>> Start

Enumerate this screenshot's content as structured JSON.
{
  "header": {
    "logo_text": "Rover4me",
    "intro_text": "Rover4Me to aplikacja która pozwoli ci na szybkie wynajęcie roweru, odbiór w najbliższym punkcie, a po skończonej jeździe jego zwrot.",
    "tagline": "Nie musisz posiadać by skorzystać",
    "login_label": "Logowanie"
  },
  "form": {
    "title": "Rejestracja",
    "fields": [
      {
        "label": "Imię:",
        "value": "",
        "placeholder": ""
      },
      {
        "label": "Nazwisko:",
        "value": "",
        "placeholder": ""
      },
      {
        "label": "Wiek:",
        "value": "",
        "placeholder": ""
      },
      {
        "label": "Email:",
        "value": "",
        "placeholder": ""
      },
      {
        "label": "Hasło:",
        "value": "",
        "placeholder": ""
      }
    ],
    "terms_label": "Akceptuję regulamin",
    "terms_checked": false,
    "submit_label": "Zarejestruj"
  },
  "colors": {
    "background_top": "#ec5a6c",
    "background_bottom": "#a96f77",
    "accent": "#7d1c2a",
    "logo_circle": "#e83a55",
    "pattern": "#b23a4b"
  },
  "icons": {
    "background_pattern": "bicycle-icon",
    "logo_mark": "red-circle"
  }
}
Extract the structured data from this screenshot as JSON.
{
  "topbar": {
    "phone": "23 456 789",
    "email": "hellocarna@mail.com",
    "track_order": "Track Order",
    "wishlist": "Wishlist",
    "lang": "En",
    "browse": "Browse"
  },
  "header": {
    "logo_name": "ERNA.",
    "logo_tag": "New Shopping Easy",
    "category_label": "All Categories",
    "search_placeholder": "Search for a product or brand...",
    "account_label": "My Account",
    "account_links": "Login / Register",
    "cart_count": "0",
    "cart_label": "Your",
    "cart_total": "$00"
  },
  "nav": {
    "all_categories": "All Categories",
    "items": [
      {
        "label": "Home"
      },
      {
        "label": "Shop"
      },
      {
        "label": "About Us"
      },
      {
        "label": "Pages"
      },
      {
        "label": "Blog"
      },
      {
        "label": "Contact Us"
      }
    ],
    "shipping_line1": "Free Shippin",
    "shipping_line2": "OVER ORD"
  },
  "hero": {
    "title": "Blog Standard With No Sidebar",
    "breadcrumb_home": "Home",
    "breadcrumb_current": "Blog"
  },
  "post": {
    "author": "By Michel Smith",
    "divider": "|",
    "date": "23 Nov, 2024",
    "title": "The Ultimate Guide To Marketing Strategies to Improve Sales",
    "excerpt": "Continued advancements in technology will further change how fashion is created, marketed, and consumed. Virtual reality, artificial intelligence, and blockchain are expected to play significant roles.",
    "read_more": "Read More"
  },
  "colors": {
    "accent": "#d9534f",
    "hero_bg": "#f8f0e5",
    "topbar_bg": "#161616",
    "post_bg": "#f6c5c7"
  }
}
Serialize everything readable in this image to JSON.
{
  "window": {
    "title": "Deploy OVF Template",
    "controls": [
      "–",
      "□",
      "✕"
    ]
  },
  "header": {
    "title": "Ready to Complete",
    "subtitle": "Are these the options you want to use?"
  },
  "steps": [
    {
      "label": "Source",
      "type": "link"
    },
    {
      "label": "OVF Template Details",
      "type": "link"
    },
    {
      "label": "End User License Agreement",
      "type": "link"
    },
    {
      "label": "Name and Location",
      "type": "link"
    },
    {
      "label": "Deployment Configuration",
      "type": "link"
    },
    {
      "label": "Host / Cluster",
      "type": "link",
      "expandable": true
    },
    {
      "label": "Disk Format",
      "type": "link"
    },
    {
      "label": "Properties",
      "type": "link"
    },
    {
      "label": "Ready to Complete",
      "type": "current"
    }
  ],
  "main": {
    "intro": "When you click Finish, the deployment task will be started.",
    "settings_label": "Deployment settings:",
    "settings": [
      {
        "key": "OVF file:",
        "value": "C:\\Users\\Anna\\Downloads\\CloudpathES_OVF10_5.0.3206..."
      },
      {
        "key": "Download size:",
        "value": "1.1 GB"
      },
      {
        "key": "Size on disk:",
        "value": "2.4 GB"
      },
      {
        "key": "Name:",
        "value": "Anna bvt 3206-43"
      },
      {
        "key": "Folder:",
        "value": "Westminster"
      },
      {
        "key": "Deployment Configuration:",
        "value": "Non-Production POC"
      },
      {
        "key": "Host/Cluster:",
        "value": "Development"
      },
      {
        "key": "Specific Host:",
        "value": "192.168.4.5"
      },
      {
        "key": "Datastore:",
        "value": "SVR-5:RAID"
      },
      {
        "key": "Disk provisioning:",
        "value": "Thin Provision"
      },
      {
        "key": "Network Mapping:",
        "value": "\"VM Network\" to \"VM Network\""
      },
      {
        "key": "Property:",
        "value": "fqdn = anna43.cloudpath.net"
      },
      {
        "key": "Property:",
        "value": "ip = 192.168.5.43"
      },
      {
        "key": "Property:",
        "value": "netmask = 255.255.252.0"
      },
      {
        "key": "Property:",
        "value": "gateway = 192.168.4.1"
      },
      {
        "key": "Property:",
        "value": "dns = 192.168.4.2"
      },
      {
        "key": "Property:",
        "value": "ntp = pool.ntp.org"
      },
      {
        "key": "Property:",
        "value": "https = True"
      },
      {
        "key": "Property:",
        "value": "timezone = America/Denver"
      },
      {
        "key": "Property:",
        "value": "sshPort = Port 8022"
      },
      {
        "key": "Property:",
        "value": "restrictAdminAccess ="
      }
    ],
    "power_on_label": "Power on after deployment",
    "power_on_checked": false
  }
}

>> End

== Set exercise ==
Copy out all lines that carry the word "Ready".

== Response ==
    "title": "Ready to Complete",
      "label": "Ready to Complete",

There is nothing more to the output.